→ Work instructions
Output the data exactly, with every line intact.

============================================================

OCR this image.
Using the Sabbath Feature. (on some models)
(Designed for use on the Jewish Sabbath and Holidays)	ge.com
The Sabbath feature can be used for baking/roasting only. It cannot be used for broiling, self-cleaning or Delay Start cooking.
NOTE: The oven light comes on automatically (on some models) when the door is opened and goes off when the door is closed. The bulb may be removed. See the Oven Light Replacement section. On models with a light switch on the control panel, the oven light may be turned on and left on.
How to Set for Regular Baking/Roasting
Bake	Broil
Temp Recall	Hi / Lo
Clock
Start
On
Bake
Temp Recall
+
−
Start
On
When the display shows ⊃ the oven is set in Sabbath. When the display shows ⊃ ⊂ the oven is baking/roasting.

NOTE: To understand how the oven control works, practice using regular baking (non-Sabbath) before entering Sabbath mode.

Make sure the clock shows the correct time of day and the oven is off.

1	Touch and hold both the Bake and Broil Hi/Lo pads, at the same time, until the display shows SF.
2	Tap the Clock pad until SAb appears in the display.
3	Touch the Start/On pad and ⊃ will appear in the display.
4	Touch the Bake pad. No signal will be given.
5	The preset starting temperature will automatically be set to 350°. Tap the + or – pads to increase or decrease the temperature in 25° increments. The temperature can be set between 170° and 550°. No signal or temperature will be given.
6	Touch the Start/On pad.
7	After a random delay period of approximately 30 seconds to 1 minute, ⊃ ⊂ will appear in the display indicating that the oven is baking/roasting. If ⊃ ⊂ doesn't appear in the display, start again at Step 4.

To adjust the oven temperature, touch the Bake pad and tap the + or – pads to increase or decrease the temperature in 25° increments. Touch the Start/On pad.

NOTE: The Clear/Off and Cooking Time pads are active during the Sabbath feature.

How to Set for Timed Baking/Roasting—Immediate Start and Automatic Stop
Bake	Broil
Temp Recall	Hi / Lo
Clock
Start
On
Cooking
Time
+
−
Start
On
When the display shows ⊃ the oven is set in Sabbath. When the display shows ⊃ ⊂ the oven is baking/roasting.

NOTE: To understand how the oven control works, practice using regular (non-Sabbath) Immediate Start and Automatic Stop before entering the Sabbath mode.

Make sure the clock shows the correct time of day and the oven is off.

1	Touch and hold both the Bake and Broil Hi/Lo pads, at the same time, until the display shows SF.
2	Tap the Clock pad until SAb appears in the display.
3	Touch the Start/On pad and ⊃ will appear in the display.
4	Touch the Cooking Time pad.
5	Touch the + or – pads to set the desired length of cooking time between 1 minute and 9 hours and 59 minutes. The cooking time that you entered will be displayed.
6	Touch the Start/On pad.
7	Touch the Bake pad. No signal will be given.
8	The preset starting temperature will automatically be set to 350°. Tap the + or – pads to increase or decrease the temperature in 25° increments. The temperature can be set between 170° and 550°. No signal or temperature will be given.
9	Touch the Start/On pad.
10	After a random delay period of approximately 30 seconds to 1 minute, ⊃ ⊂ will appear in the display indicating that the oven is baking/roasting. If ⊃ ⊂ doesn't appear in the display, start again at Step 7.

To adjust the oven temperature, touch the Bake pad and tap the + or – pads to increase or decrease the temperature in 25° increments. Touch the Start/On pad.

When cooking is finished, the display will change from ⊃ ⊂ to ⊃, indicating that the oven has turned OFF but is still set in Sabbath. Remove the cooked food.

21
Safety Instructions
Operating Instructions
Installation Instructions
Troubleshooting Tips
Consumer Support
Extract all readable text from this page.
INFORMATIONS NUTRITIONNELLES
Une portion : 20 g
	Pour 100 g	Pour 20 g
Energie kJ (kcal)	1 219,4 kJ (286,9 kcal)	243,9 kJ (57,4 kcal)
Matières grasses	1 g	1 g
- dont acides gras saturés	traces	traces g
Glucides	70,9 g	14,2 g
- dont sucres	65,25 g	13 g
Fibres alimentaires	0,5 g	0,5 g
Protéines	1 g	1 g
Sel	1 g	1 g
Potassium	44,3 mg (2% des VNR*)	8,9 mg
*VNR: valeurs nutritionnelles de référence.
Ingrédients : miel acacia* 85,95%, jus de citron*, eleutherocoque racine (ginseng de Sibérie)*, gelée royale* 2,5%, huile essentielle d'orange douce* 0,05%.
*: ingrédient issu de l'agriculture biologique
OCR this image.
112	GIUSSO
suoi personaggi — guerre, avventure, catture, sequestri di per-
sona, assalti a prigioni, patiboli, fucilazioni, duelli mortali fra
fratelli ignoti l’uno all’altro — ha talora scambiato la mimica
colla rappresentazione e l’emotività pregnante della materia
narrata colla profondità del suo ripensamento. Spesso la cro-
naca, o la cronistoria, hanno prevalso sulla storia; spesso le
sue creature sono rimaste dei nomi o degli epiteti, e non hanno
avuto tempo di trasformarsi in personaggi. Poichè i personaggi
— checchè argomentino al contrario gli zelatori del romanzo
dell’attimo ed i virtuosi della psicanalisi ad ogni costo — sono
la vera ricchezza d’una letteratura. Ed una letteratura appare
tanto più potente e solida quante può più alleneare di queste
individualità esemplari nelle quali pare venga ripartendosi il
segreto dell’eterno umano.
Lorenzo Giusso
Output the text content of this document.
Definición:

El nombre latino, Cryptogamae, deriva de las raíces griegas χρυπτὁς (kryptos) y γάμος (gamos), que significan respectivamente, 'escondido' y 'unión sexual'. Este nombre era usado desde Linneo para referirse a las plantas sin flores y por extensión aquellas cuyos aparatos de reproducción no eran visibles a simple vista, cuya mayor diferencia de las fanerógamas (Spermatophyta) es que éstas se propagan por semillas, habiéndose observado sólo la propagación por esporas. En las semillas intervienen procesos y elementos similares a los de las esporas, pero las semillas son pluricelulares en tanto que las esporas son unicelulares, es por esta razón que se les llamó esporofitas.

============================================================

→ The reply
OCR this image.
Using the Sabbath Feature. (on some models)
(Designed for use on the Jewish Sabbath and Holidays)	ge.com
The Sabbath feature can be used for baking/roasting only. It cannot be used for broiling, self-cleaning or Delay Start cooking.
NOTE: The oven light comes on automatically (on some models) when the door is opened and goes off when the door is closed. The bulb may be removed. See the Oven Light Replacement section. On models with a light switch on the control panel, the oven light may be turned on and left on.
How to Set for Regular Baking/Roasting
Bake	Broil
Temp Recall	Hi / Lo
Clock
Start
On
Bake
Temp Recall
+
−
Start
On
When the display shows ⊃ the oven is set in Sabbath. When the display shows ⊃ ⊂ the oven is baking/roasting.

NOTE: To understand how the oven control works, practice using regular baking (non-Sabbath) before entering Sabbath mode.

Make sure the clock shows the correct time of day and the oven is off.

1	Touch and hold both the Bake and Broil Hi/Lo pads, at the same time, until the display shows SF.
2	Tap the Clock pad until SAb appears in the display.
3	Touch the Start/On pad and ⊃ will appear in the display.
4	Touch the Bake pad. No signal will be given.
5	The preset starting temperature will automatically be set to 350°. Tap the + or – pads to increase or decrease the temperature in 25° increments. The temperature can be set between 170° and 550°. No signal or temperature will be given.
6	Touch the Start/On pad.
7	After a random delay period of approximately 30 seconds to 1 minute, ⊃ ⊂ will appear in the display indicating that the oven is baking/roasting. If ⊃ ⊂ doesn't appear in the display, start again at Step 4.

To adjust the oven temperature, touch the Bake pad and tap the + or – pads to increase or decrease the temperature in 25° increments. Touch the Start/On pad.

NOTE: The Clear/Off and Cooking Time pads are active during the Sabbath feature.

How to Set for Timed Baking/Roasting—Immediate Start and Automatic Stop
Bake	Broil
Temp Recall	Hi / Lo
Clock
Start
On
Cooking
Time
+
−
Start
On
When the display shows ⊃ the oven is set in Sabbath. When the display shows ⊃ ⊂ the oven is baking/roasting.

NOTE: To understand how the oven control works, practice using regular (non-Sabbath) Immediate Start and Automatic Stop before entering the Sabbath mode.

Make sure the clock shows the correct time of day and the oven is off.

1	Touch and hold both the Bake and Broil Hi/Lo pads, at the same time, until the display shows SF.
2	Tap the Clock pad until SAb appears in the display.
3	Touch the Start/On pad and ⊃ will appear in the display.
4	Touch the Cooking Time pad.
5	Touch the + or – pads to set the desired length of cooking time between 1 minute and 9 hours and 59 minutes. The cooking time that you entered will be displayed.
6	Touch the Start/On pad.
7	Touch the Bake pad. No signal will be given.
8	The preset starting temperature will automatically be set to 350°. Tap the + or – pads to increase or decrease the temperature in 25° increments. The temperature can be set between 170° and 550°. No signal or temperature will be given.
9	Touch the Start/On pad.
10	After a random delay period of approximately 30 seconds to 1 minute, ⊃ ⊂ will appear in the display indicating that the oven is baking/roasting. If ⊃ ⊂ doesn't appear in the display, start again at Step 7.

To adjust the oven temperature, touch the Bake pad and tap the + or – pads to increase or decrease the temperature in 25° increments. Touch the Start/On pad.

When cooking is finished, the display will change from ⊃ ⊂ to ⊃, indicating that the oven has turned OFF but is still set in Sabbath. Remove the cooked food.

21
Safety Instructions
Operating Instructions
Installation Instructions
Troubleshooting Tips
Consumer Support
Extract all readable text from this page.
INFORMATIONS NUTRITIONNELLES
Une portion : 20 g
	Pour 100 g	Pour 20 g
Energie kJ (kcal)	1 219,4 kJ (286,9 kcal)	243,9 kJ (57,4 kcal)
Matières grasses	1 g	1 g
- dont acides gras saturés	traces	traces g
Glucides	70,9 g	14,2 g
- dont sucres	65,25 g	13 g
Fibres alimentaires	0,5 g	0,5 g
Protéines	1 g	1 g
Sel	1 g	1 g
Potassium	44,3 mg (2% des VNR*)	8,9 mg
*VNR: valeurs nutritionnelles de référence.
Ingrédients : miel acacia* 85,95%, jus de citron*, eleutherocoque racine (ginseng de Sibérie)*, gelée royale* 2,5%, huile essentielle d'orange douce* 0,05%.
*: ingrédient issu de l'agriculture biologique
OCR this image.
112	GIUSSO
suoi personaggi — guerre, avventure, catture, sequestri di per-
sona, assalti a prigioni, patiboli, fucilazioni, duelli mortali fra
fratelli ignoti l’uno all’altro — ha talora scambiato la mimica
colla rappresentazione e l’emotività pregnante della materia
narrata colla profondità del suo ripensamento. Spesso la cro-
naca, o la cronistoria, hanno prevalso sulla storia; spesso le
sue creature sono rimaste dei nomi o degli epiteti, e non hanno
avuto tempo di trasformarsi in personaggi. Poichè i personaggi
— checchè argomentino al contrario gli zelatori del romanzo
dell’attimo ed i virtuosi della psicanalisi ad ogni costo — sono
la vera ricchezza d’una letteratura. Ed una letteratura appare
tanto più potente e solida quante può più alleneare di queste
individualità esemplari nelle quali pare venga ripartendosi il
segreto dell’eterno umano.
Lorenzo Giusso
Output the text content of this document.
Definición:

El nombre latino, Cryptogamae, deriva de las raíces griegas χρυπτὁς (kryptos) y γάμος (gamos), que significan respectivamente, 'escondido' y 'unión sexual'. Este nombre era usado desde Linneo para referirse a las plantas sin flores y por extensión aquellas cuyos aparatos de reproducción no eran visibles a simple vista, cuya mayor diferencia de las fanerógamas (Spermatophyta) es que éstas se propagan por semillas, habiéndose observado sólo la propagación por esporas. En las semillas intervienen procesos y elementos similares a los de las esporas, pero las semillas son pluricelulares en tanto que las esporas son unicelulares, es por esta razón que se les llamó esporofitas.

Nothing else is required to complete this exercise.